## start Material for the task

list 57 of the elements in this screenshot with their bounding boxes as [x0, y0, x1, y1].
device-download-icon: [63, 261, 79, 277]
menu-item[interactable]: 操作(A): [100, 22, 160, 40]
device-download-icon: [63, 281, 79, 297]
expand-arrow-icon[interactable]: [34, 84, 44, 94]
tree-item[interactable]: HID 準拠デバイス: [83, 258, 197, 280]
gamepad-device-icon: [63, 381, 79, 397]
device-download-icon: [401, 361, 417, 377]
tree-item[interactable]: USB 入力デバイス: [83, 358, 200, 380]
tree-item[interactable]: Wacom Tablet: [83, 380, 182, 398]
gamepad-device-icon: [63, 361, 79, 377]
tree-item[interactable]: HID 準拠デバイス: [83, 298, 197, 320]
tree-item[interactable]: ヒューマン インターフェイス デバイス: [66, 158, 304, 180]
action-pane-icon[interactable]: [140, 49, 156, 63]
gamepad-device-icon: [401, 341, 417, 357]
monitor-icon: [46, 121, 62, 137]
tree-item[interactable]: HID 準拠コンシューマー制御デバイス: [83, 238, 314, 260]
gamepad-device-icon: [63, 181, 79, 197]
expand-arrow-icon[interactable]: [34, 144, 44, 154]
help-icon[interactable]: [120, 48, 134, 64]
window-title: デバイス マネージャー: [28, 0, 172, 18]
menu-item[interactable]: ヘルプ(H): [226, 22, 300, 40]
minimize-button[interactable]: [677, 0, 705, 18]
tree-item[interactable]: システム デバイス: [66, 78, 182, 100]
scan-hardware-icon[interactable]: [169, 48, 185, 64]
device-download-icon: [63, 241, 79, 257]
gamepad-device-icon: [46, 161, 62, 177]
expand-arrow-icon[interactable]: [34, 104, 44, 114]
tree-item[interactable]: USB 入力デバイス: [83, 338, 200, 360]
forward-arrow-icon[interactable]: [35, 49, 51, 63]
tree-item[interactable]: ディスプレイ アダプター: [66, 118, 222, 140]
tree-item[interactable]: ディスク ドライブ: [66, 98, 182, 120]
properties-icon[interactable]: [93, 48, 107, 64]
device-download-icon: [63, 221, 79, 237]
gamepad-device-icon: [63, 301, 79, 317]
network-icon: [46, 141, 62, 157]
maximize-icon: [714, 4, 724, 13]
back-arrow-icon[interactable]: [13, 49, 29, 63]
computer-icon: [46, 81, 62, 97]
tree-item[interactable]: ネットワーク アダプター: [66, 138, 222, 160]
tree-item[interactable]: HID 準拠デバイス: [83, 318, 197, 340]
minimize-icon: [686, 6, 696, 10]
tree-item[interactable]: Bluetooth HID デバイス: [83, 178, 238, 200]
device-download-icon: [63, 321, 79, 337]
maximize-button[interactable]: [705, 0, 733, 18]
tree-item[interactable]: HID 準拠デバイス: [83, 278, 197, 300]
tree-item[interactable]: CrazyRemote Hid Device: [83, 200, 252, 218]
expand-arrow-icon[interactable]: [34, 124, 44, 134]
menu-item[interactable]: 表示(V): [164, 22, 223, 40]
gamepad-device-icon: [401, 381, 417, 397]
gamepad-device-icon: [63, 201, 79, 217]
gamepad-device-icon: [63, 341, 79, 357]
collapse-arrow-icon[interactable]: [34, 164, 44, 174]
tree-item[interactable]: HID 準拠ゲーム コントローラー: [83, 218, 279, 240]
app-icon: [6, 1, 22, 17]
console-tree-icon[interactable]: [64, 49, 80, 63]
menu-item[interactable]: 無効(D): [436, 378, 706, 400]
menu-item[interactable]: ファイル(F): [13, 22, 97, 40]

## end Material for the task

Problem to solve: Output every line above verbatim, from the first to the last, changing nothing.

Full solution:
list 57 of the elements in this screenshot with their bounding boxes as [x0, y0, x1, y1].
device-download-icon: [63, 261, 79, 277]
menu-item[interactable]: 操作(A): [100, 22, 160, 40]
device-download-icon: [63, 281, 79, 297]
expand-arrow-icon[interactable]: [34, 84, 44, 94]
tree-item[interactable]: HID 準拠デバイス: [83, 258, 197, 280]
gamepad-device-icon: [63, 381, 79, 397]
device-download-icon: [401, 361, 417, 377]
tree-item[interactable]: USB 入力デバイス: [83, 358, 200, 380]
tree-item[interactable]: Wacom Tablet: [83, 380, 182, 398]
gamepad-device-icon: [63, 361, 79, 377]
tree-item[interactable]: HID 準拠デバイス: [83, 298, 197, 320]
tree-item[interactable]: ヒューマン インターフェイス デバイス: [66, 158, 304, 180]
action-pane-icon[interactable]: [140, 49, 156, 63]
gamepad-device-icon: [401, 341, 417, 357]
monitor-icon: [46, 121, 62, 137]
tree-item[interactable]: HID 準拠コンシューマー制御デバイス: [83, 238, 314, 260]
gamepad-device-icon: [63, 181, 79, 197]
expand-arrow-icon[interactable]: [34, 144, 44, 154]
help-icon[interactable]: [120, 48, 134, 64]
window-title: デバイス マネージャー: [28, 0, 172, 18]
menu-item[interactable]: ヘルプ(H): [226, 22, 300, 40]
minimize-button[interactable]: [677, 0, 705, 18]
tree-item[interactable]: システム デバイス: [66, 78, 182, 100]
scan-hardware-icon[interactable]: [169, 48, 185, 64]
device-download-icon: [63, 241, 79, 257]
gamepad-device-icon: [46, 161, 62, 177]
expand-arrow-icon[interactable]: [34, 104, 44, 114]
tree-item[interactable]: USB 入力デバイス: [83, 338, 200, 360]
forward-arrow-icon[interactable]: [35, 49, 51, 63]
tree-item[interactable]: ディスプレイ アダプター: [66, 118, 222, 140]
tree-item[interactable]: ディスク ドライブ: [66, 98, 182, 120]
properties-icon[interactable]: [93, 48, 107, 64]
device-download-icon: [63, 221, 79, 237]
gamepad-device-icon: [63, 301, 79, 317]
network-icon: [46, 141, 62, 157]
maximize-icon: [714, 4, 724, 13]
back-arrow-icon[interactable]: [13, 49, 29, 63]
computer-icon: [46, 81, 62, 97]
tree-item[interactable]: ネットワーク アダプター: [66, 138, 222, 160]
tree-item[interactable]: HID 準拠デバイス: [83, 318, 197, 340]
minimize-icon: [686, 6, 696, 10]
tree-item[interactable]: Bluetooth HID デバイス: [83, 178, 238, 200]
device-download-icon: [63, 321, 79, 337]
maximize-button[interactable]: [705, 0, 733, 18]
tree-item[interactable]: HID 準拠デバイス: [83, 278, 197, 300]
tree-item[interactable]: CrazyRemote Hid Device: [83, 200, 252, 218]
expand-arrow-icon[interactable]: [34, 124, 44, 134]
menu-item[interactable]: 表示(V): [164, 22, 223, 40]
gamepad-device-icon: [401, 381, 417, 397]
gamepad-device-icon: [63, 201, 79, 217]
gamepad-device-icon: [63, 341, 79, 357]
collapse-arrow-icon[interactable]: [34, 164, 44, 174]
tree-item[interactable]: HID 準拠ゲーム コントローラー: [83, 218, 279, 240]
app-icon: [6, 1, 22, 17]
console-tree-icon[interactable]: [64, 49, 80, 63]
menu-item[interactable]: 無効(D): [436, 378, 706, 400]
menu-item[interactable]: ファイル(F): [13, 22, 97, 40]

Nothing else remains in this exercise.